Exercise directions:
Where a line in the listing below contains the word "name", copy that line.

# Start of Record list

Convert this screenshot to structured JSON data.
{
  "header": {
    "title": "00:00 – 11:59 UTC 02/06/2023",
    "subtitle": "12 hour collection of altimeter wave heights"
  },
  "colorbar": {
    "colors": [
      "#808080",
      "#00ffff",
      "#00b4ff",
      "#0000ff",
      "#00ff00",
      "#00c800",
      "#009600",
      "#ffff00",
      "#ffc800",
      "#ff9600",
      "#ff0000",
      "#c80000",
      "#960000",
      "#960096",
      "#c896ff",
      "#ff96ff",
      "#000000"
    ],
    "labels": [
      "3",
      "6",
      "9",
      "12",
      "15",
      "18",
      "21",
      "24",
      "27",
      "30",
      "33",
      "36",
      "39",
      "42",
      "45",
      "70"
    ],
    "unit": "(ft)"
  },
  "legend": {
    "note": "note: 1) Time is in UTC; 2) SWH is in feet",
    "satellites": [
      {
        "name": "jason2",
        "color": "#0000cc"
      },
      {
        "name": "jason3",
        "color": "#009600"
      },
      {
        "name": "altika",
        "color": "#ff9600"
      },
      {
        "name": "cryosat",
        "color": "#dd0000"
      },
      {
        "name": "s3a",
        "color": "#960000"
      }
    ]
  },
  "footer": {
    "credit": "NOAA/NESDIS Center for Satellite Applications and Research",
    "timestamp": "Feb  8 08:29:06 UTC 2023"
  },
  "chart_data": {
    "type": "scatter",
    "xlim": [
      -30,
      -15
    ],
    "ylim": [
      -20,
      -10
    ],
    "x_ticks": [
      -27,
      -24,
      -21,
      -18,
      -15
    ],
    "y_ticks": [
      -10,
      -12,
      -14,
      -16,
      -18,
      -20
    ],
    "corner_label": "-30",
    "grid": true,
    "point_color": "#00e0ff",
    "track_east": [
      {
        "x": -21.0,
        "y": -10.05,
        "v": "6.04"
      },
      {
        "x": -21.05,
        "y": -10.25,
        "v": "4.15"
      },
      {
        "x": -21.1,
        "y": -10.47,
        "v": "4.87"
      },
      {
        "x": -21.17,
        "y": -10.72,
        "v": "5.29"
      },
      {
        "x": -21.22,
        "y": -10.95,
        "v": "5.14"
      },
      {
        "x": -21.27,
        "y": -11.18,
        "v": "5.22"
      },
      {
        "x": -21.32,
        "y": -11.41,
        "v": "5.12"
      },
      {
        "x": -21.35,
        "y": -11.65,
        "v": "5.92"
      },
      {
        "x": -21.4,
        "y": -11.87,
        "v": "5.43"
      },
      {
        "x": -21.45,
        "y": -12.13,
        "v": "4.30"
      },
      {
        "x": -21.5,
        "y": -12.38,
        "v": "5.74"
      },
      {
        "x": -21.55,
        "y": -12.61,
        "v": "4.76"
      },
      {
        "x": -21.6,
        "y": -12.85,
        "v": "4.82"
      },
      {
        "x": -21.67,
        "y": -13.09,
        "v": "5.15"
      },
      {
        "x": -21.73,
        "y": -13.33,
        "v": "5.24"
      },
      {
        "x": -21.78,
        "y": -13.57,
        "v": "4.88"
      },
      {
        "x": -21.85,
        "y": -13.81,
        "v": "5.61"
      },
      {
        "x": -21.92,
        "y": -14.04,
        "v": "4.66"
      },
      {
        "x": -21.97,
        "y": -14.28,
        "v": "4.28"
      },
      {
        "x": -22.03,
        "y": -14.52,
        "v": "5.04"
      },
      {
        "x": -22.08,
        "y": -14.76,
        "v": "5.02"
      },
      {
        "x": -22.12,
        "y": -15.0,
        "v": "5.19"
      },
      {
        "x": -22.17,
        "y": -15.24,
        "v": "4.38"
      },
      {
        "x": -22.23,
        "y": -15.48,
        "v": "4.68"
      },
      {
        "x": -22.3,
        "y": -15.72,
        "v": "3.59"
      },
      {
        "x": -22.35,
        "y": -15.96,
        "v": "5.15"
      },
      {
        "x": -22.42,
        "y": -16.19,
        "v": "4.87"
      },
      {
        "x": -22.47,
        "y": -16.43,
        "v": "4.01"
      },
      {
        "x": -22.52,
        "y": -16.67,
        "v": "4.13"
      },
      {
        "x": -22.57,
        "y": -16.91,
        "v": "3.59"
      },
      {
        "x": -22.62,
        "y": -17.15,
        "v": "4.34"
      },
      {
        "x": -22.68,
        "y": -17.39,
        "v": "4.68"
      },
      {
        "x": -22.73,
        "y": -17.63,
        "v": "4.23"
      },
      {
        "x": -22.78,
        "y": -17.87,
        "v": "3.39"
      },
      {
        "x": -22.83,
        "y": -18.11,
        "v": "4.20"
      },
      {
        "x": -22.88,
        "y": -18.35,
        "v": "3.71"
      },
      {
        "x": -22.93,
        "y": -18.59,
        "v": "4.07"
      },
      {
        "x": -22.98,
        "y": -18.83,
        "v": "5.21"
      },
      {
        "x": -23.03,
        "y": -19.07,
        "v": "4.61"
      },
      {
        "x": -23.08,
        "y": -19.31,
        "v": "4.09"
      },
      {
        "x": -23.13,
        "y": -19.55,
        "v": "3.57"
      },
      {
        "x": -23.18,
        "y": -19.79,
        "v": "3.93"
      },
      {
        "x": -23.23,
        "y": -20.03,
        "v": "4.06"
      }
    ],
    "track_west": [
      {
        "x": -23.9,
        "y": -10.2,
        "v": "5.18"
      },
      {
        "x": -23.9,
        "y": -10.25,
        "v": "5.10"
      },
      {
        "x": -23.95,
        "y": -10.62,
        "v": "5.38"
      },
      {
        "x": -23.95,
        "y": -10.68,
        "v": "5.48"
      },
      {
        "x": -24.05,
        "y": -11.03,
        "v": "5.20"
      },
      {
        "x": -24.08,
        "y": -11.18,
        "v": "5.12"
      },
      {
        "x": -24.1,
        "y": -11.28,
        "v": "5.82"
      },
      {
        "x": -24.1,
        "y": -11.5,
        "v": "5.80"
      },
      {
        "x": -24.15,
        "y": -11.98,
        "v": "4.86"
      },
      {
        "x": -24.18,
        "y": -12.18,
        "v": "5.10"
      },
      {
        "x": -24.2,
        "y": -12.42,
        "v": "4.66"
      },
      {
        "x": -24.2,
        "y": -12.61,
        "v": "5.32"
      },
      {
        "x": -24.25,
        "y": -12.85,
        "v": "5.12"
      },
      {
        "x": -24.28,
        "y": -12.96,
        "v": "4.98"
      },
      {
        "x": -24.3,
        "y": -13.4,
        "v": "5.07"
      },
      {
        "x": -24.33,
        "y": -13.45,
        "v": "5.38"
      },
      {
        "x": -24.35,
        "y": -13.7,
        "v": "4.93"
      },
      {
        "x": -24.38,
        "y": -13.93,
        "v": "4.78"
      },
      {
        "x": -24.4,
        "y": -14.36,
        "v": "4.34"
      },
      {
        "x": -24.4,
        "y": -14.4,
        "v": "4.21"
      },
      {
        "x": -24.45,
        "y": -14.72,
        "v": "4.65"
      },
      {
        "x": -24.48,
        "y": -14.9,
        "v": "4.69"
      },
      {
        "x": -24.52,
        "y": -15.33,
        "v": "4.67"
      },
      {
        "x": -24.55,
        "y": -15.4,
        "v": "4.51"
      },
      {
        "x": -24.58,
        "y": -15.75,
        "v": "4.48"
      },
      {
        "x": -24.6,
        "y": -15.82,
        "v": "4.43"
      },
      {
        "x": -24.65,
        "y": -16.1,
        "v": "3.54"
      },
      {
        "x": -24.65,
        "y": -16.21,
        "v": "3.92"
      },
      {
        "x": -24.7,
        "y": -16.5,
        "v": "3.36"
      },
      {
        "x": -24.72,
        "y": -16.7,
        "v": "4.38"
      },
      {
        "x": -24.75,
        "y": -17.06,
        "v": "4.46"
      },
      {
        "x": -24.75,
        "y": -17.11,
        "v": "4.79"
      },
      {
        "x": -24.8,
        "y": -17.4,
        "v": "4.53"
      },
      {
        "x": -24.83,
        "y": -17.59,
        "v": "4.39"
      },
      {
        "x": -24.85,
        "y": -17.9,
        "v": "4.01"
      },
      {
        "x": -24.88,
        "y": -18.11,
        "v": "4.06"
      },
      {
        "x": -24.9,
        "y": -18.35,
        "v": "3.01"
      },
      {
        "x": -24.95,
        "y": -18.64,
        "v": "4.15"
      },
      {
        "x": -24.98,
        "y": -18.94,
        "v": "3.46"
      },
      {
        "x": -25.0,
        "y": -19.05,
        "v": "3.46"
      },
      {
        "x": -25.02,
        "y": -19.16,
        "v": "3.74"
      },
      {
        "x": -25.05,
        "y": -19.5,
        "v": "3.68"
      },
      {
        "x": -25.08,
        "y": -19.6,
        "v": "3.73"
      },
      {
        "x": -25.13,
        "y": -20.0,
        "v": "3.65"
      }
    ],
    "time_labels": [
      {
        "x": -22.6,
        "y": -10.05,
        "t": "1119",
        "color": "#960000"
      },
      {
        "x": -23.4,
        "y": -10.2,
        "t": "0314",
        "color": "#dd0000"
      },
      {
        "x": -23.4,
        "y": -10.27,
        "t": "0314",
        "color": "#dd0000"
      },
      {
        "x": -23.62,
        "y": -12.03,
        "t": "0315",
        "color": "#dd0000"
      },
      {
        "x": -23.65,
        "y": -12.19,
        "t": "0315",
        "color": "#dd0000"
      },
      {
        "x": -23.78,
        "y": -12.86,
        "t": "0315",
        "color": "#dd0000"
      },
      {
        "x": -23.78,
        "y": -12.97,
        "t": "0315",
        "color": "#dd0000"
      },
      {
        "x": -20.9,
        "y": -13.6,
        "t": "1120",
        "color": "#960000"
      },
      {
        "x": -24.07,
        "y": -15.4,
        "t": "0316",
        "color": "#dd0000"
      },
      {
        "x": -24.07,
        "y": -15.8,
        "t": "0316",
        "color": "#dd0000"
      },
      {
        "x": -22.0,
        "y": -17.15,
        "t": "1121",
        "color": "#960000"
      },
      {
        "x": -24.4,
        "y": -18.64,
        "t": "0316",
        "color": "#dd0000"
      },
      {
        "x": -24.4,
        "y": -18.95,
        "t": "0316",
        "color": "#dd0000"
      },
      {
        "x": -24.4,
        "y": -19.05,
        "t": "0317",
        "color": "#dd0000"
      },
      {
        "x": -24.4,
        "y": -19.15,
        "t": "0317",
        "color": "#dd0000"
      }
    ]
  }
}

# End of Record list

Output below:
        "name": "jason2",
        "name": "jason3",
        "name": "altika",
        "name": "cryosat",
        "name": "s3a",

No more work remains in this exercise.